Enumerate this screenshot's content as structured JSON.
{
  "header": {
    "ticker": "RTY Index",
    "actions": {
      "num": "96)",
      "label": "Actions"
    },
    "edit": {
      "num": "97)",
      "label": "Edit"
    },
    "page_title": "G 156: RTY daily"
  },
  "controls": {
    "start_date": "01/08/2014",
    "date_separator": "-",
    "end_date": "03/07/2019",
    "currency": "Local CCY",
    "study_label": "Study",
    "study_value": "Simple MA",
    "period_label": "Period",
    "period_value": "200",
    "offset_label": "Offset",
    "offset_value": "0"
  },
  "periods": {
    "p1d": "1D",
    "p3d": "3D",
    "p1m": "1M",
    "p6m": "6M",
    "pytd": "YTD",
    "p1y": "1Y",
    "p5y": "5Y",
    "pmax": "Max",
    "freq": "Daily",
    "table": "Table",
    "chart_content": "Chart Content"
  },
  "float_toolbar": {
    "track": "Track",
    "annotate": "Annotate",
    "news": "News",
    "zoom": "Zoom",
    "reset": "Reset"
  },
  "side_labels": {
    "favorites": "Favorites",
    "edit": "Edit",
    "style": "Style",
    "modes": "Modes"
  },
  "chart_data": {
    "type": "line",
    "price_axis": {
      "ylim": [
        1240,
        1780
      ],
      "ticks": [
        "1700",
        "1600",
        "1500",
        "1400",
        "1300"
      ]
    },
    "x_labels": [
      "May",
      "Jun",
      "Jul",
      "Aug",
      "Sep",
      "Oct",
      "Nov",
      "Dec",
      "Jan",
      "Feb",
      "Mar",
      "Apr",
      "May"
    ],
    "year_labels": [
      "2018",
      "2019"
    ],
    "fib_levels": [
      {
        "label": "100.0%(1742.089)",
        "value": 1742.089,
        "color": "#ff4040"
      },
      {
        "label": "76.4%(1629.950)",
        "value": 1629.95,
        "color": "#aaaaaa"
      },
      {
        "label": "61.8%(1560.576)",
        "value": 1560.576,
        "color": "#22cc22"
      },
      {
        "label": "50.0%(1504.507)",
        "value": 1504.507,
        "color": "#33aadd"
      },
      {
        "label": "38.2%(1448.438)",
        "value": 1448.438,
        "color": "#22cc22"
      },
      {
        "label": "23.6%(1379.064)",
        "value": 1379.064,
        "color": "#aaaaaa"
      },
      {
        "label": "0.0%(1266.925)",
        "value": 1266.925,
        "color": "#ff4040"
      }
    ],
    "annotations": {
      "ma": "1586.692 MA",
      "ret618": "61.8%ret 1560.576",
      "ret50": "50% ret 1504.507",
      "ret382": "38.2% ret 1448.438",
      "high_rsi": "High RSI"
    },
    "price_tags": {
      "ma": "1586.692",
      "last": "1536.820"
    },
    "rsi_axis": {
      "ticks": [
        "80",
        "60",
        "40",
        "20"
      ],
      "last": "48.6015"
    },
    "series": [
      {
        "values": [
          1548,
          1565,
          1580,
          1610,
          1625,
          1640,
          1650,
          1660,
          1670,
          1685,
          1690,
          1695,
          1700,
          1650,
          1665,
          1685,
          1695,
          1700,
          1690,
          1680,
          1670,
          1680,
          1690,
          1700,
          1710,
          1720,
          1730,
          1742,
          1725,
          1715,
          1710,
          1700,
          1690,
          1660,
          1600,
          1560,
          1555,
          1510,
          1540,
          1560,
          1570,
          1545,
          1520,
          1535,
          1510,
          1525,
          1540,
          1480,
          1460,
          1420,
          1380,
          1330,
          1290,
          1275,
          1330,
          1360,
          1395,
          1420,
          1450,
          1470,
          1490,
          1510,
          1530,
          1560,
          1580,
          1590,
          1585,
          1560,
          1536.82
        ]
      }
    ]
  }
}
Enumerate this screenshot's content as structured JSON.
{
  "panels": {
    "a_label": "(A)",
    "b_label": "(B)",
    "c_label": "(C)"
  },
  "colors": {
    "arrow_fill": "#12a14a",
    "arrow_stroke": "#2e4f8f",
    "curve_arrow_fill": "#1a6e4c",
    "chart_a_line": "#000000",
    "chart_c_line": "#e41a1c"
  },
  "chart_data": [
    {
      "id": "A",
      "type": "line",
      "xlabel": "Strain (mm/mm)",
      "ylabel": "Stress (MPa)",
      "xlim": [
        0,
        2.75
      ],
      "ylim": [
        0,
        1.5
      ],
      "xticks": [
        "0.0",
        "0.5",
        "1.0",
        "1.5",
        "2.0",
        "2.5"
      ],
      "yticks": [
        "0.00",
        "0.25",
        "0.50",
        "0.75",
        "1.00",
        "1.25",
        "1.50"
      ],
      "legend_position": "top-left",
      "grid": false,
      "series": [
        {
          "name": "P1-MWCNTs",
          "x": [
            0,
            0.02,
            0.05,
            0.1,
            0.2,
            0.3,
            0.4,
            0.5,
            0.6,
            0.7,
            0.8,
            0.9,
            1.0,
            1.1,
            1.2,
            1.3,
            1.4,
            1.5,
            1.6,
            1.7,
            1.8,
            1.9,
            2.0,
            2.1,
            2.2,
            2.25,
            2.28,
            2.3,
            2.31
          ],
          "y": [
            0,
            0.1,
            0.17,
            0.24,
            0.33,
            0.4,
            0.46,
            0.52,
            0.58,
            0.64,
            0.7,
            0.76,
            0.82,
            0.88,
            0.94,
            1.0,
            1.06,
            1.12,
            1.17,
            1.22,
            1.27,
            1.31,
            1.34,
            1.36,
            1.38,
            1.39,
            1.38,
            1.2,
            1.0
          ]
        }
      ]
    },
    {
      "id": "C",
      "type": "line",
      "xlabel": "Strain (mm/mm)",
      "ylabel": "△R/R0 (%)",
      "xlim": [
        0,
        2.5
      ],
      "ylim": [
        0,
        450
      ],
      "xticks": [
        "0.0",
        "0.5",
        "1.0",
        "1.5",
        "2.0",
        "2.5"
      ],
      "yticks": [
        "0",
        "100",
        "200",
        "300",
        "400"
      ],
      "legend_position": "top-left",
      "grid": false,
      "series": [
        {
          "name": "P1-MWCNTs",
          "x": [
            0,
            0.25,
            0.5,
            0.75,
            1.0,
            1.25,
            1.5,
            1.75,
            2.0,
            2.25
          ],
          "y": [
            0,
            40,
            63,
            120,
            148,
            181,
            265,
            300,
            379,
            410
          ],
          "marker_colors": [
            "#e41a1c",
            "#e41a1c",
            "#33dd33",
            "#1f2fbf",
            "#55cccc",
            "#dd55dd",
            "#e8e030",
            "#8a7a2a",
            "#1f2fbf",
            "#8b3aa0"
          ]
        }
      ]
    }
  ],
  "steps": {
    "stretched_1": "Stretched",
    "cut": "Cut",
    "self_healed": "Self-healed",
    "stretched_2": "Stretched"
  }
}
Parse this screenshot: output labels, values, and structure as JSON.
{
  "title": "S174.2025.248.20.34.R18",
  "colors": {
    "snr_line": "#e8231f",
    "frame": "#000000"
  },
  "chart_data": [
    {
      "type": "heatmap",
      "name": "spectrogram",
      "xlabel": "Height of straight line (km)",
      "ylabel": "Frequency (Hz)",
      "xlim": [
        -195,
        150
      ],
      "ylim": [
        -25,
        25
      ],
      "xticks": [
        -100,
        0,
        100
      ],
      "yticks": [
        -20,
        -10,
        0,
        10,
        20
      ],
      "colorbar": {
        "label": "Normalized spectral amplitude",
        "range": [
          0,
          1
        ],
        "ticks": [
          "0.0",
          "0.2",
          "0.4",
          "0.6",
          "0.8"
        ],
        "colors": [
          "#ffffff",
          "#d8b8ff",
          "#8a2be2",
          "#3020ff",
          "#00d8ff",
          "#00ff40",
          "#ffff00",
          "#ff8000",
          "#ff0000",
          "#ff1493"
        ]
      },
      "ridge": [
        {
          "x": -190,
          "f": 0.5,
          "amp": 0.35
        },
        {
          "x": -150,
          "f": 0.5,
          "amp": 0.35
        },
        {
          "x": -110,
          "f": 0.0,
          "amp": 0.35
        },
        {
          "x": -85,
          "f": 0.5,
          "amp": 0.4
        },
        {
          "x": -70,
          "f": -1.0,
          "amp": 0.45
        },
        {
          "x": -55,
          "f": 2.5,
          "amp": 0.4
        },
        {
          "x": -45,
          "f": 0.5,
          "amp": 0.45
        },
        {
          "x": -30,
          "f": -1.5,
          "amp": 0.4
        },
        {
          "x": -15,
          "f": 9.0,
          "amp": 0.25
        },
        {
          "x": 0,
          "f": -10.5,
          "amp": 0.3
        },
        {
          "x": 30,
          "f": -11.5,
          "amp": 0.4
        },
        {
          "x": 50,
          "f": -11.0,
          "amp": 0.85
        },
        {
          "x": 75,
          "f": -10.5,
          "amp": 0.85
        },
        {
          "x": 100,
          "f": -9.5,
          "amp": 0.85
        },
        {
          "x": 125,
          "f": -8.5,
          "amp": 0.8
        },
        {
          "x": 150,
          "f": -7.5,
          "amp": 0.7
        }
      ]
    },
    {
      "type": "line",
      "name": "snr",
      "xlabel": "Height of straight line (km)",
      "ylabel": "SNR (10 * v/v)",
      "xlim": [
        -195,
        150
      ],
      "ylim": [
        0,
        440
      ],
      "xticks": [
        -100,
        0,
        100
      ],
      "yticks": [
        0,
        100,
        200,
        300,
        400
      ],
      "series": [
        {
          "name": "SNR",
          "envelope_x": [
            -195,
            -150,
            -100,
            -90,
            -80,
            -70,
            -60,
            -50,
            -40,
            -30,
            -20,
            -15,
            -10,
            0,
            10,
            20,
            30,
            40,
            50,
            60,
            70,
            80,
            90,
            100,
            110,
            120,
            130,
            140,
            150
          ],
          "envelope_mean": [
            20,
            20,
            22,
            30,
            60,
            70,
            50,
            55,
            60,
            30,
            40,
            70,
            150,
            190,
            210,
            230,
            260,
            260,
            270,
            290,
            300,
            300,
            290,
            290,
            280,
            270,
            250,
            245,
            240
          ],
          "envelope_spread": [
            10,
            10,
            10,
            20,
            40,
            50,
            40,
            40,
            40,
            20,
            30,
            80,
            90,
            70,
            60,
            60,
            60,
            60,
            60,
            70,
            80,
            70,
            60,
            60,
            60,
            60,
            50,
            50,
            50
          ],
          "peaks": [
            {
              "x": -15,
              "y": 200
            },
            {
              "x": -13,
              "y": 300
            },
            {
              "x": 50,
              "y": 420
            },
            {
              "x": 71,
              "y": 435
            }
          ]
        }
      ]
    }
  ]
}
****
WHAT IS REQUIRED: Go through the listing above and return every line where the word "name" occurs.

ANSWER TO THIS EXERCISE:
          "name": "P1-MWCNTs",
          "name": "P1-MWCNTs",
      "name": "spectrogram",
      "name": "snr",
          "name": "SNR",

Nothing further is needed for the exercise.